- **Set problem**:
Return the records exactly as they appear, from their first line through the line containing "chat-label: Chat [48,114,78,130]", including both ends.

+++++

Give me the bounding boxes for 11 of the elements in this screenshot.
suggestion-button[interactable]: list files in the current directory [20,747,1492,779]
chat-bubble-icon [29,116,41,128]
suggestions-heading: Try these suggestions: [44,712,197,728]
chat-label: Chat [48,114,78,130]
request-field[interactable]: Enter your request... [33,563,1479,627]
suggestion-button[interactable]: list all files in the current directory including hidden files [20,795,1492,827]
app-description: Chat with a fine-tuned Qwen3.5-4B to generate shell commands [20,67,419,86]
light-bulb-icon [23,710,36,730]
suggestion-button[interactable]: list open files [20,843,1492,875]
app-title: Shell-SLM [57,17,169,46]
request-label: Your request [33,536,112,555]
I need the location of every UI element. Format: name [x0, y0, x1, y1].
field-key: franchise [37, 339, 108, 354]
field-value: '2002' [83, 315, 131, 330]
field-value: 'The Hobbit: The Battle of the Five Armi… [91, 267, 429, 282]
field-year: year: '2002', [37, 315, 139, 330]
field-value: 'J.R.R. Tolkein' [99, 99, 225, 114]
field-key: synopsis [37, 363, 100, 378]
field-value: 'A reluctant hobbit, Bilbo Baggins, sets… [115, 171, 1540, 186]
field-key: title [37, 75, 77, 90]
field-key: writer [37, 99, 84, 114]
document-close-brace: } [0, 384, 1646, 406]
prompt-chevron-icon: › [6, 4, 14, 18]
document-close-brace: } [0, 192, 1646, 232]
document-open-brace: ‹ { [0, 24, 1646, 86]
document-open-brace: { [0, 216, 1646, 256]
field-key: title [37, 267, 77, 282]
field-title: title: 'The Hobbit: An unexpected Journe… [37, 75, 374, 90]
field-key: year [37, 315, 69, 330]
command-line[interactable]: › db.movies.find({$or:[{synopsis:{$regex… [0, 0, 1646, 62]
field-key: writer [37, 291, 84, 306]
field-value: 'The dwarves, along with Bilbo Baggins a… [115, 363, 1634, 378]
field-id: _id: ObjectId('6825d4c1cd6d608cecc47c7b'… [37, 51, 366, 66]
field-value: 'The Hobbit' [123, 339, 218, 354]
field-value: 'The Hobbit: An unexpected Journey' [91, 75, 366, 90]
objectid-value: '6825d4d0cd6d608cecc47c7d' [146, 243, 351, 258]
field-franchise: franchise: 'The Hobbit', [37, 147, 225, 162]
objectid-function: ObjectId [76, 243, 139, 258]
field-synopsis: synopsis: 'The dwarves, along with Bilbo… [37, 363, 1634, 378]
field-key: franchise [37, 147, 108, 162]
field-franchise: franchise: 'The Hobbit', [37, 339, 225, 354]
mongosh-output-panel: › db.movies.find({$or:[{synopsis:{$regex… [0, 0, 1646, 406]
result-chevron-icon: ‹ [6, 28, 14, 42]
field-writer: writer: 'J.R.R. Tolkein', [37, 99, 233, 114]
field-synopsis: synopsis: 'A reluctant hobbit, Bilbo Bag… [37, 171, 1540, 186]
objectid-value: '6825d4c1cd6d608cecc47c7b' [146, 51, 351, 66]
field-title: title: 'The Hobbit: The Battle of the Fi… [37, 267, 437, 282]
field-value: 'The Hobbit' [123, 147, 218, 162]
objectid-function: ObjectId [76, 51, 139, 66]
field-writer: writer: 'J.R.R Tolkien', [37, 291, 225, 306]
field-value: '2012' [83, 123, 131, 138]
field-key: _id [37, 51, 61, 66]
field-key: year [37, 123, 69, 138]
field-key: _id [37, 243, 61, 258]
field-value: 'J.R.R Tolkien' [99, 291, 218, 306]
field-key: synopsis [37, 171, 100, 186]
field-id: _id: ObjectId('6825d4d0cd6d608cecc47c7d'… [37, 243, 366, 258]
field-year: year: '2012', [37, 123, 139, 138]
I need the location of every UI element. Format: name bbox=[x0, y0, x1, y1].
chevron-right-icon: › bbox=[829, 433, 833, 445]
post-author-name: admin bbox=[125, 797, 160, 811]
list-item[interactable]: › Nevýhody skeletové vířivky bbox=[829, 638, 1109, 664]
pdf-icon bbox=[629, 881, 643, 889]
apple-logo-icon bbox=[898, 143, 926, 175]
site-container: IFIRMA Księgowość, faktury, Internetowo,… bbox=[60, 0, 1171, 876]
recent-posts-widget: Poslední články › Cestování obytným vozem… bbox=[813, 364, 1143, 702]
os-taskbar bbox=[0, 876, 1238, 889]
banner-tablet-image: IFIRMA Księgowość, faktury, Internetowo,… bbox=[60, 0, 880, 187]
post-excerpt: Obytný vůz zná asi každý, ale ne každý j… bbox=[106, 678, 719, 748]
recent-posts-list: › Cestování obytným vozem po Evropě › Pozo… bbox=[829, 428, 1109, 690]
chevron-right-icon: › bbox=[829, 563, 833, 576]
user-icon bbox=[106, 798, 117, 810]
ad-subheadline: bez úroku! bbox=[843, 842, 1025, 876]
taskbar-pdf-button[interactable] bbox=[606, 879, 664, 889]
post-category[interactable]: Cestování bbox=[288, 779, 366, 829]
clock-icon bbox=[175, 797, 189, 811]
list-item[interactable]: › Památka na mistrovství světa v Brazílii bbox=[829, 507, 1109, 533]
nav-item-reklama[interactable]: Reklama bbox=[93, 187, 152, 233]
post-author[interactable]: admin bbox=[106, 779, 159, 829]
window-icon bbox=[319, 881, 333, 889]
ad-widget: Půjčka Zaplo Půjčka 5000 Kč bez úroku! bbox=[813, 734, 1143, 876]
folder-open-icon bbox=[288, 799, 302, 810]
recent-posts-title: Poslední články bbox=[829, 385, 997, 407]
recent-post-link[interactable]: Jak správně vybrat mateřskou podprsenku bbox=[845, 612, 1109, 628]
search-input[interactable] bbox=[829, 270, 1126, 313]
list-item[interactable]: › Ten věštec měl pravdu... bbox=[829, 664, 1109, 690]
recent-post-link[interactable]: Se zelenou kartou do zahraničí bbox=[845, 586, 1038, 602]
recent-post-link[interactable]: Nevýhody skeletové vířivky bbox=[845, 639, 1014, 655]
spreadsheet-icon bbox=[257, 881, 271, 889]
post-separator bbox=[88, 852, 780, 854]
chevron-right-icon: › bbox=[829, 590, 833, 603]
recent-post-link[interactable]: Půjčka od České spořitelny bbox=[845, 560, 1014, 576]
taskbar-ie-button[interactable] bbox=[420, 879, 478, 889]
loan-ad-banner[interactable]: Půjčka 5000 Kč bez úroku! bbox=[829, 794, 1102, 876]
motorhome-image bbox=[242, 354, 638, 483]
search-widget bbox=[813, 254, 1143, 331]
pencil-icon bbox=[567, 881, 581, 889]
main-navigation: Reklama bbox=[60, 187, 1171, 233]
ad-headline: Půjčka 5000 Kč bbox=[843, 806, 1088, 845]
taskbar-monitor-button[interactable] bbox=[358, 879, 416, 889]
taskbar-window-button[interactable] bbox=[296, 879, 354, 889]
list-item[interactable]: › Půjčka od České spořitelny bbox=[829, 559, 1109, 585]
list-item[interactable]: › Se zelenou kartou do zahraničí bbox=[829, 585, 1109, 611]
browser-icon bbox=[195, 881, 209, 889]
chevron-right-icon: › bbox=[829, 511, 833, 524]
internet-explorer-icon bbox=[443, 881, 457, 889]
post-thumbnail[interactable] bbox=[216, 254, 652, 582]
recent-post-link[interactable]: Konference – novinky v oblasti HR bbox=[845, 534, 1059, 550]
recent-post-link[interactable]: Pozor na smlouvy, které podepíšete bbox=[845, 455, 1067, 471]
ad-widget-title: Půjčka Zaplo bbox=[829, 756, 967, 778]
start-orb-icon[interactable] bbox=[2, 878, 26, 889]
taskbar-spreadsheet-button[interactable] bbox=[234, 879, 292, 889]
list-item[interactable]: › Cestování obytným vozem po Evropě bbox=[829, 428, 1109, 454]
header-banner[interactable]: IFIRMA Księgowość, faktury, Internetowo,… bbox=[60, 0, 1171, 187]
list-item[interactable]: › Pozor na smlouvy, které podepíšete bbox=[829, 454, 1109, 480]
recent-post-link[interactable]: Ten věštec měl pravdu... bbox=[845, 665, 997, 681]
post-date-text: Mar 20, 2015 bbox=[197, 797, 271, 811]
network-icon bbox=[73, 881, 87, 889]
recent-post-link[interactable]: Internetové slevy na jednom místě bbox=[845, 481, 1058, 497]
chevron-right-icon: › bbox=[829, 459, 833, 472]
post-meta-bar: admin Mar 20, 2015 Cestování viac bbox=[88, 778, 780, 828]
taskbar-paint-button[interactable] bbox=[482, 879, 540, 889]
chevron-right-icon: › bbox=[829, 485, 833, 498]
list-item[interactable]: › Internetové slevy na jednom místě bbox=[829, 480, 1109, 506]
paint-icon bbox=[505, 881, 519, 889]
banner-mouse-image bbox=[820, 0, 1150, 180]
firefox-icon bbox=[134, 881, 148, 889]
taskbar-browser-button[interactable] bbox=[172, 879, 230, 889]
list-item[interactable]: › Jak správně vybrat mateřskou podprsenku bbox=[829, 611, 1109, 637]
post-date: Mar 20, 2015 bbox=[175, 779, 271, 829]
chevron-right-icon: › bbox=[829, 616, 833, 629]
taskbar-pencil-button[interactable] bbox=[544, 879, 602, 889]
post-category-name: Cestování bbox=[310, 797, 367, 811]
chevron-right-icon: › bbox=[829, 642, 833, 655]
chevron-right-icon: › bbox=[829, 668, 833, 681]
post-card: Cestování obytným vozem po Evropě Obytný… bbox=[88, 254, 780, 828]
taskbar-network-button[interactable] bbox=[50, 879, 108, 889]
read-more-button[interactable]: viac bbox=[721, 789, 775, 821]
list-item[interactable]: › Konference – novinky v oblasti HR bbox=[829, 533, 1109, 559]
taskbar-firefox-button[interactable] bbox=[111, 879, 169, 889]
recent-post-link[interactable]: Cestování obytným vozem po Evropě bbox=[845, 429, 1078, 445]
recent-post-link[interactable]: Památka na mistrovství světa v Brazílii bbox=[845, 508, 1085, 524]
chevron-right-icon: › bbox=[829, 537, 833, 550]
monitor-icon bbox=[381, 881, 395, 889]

+++++

- **Written answer**:
Give me the bounding boxes for 11 of the elements in this screenshot.
suggestion-button[interactable]: list files in the current directory [20,747,1492,779]
chat-bubble-icon [29,116,41,128]
suggestions-heading: Try these suggestions: [44,712,197,728]
chat-label: Chat [48,114,78,130]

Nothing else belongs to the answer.